EXERCISE GOAL ▸
Return each line containing "Queries".

(Extracted data entries)
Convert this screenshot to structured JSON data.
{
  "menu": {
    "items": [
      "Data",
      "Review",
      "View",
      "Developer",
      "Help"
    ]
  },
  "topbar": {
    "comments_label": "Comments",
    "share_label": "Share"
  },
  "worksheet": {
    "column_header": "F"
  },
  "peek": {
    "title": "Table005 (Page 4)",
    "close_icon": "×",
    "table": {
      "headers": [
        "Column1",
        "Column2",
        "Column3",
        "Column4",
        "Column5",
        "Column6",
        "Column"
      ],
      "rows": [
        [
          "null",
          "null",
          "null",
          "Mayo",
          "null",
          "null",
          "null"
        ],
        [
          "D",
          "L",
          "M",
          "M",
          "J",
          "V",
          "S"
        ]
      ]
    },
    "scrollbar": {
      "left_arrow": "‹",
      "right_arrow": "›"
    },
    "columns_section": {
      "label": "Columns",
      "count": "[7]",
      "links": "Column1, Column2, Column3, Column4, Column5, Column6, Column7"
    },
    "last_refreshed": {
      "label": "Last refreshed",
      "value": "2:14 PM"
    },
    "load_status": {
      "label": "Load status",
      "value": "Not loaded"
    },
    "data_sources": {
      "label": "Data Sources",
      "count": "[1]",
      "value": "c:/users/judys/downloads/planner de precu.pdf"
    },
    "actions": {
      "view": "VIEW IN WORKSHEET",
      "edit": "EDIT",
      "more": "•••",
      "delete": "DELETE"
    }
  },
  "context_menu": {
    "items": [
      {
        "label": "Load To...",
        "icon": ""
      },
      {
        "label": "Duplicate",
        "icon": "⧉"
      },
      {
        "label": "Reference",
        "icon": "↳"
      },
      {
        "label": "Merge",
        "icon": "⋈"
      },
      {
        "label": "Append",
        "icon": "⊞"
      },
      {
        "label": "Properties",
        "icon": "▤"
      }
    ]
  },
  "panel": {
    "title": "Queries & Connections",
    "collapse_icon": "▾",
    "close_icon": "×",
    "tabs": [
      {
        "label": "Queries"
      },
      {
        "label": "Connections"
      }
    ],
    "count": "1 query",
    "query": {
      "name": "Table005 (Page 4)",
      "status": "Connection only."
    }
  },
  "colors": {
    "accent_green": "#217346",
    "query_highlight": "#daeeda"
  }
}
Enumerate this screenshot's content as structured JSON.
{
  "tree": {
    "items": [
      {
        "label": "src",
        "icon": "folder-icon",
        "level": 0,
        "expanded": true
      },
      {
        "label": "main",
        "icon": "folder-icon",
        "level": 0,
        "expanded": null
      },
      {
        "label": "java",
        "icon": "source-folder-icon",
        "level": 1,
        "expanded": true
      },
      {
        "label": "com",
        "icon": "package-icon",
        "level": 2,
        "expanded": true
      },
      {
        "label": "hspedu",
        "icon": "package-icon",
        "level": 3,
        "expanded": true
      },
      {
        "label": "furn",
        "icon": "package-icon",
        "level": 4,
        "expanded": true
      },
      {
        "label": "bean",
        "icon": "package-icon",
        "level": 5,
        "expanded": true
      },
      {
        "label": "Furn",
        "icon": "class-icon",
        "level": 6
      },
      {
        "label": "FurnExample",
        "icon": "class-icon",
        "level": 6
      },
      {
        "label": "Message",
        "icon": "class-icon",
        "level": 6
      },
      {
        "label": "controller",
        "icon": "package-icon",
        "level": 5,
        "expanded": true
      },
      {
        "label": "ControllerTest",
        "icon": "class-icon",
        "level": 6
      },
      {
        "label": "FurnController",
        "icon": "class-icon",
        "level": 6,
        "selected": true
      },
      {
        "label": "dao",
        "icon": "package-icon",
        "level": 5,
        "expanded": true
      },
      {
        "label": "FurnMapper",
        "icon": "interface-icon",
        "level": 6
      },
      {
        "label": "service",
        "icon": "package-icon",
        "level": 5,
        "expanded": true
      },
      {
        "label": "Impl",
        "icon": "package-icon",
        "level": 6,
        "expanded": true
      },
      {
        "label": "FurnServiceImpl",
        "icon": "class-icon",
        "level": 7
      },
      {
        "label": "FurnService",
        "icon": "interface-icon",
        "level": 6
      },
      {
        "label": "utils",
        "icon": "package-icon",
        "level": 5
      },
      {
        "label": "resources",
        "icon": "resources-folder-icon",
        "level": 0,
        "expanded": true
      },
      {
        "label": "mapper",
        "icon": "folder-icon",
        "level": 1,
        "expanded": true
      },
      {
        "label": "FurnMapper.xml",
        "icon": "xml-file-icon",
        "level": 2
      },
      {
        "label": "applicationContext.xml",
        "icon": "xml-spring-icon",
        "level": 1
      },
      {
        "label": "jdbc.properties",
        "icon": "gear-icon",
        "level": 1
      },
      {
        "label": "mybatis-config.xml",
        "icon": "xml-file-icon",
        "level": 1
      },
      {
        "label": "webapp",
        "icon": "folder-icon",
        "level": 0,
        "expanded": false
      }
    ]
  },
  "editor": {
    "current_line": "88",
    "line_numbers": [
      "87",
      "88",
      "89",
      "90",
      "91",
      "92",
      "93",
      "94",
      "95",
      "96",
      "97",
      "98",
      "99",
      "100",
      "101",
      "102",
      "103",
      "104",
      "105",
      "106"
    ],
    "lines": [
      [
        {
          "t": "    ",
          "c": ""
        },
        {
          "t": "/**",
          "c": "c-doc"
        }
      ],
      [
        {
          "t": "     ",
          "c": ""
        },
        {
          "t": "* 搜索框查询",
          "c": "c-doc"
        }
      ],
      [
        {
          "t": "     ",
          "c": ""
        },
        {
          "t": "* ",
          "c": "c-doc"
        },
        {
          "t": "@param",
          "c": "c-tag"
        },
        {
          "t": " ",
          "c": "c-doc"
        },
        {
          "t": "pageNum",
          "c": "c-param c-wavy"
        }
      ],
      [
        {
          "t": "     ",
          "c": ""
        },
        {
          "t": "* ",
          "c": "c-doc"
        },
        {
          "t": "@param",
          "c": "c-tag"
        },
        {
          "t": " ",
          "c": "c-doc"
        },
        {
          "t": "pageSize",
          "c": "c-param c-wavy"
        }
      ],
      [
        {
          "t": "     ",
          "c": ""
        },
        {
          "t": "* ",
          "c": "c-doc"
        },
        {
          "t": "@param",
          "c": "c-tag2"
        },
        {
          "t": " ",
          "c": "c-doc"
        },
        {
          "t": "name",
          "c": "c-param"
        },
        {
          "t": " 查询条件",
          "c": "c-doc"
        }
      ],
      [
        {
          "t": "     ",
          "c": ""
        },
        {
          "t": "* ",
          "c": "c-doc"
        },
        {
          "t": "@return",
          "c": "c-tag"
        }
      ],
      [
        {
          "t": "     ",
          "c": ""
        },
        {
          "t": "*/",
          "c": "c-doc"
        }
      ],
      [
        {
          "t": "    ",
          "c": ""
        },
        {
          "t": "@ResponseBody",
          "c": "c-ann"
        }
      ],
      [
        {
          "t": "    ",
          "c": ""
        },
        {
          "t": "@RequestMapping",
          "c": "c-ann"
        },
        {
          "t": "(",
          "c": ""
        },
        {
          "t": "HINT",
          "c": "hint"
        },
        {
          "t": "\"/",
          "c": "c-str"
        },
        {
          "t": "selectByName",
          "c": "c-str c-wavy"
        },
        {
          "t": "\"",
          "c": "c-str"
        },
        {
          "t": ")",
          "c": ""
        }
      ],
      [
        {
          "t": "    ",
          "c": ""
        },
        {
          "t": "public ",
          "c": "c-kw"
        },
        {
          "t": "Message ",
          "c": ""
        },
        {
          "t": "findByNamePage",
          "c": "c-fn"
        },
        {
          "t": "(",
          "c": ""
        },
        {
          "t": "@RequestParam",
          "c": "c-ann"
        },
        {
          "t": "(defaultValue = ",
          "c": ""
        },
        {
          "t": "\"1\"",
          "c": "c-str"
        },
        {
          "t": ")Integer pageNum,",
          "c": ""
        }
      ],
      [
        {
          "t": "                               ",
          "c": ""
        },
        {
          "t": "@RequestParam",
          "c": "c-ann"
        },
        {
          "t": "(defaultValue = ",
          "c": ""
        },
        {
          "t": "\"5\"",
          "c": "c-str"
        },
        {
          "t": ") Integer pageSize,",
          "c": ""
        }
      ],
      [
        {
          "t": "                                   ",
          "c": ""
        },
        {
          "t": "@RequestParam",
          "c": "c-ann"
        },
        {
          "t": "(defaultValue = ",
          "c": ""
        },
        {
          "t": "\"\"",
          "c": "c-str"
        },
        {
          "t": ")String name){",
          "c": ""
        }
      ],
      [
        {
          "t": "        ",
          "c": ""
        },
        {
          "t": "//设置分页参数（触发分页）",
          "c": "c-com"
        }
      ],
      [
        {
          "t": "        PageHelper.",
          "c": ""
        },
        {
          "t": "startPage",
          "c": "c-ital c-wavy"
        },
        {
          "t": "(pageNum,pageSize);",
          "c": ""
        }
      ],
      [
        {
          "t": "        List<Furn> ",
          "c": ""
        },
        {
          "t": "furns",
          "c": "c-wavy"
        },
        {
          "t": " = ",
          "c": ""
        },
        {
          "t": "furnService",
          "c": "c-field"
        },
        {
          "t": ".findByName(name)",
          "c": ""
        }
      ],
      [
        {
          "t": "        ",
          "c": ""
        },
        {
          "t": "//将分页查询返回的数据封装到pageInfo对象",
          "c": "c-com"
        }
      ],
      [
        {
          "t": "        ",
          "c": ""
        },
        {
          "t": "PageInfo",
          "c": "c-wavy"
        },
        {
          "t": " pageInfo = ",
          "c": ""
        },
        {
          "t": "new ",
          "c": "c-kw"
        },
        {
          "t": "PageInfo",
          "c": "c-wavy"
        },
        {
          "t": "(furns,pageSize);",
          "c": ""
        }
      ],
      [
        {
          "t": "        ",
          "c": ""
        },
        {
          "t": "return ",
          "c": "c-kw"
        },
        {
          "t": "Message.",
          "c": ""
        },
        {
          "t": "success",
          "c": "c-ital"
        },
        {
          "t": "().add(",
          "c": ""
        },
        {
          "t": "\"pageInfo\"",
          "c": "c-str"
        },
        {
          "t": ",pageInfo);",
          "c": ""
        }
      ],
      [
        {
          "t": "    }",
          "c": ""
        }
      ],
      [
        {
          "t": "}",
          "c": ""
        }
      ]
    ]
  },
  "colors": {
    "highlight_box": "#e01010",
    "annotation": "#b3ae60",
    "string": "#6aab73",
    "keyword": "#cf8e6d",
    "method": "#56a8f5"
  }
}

OUTPUT FOR THIS TASK ▸
    "title": "Queries & Connections",
        "label": "Queries"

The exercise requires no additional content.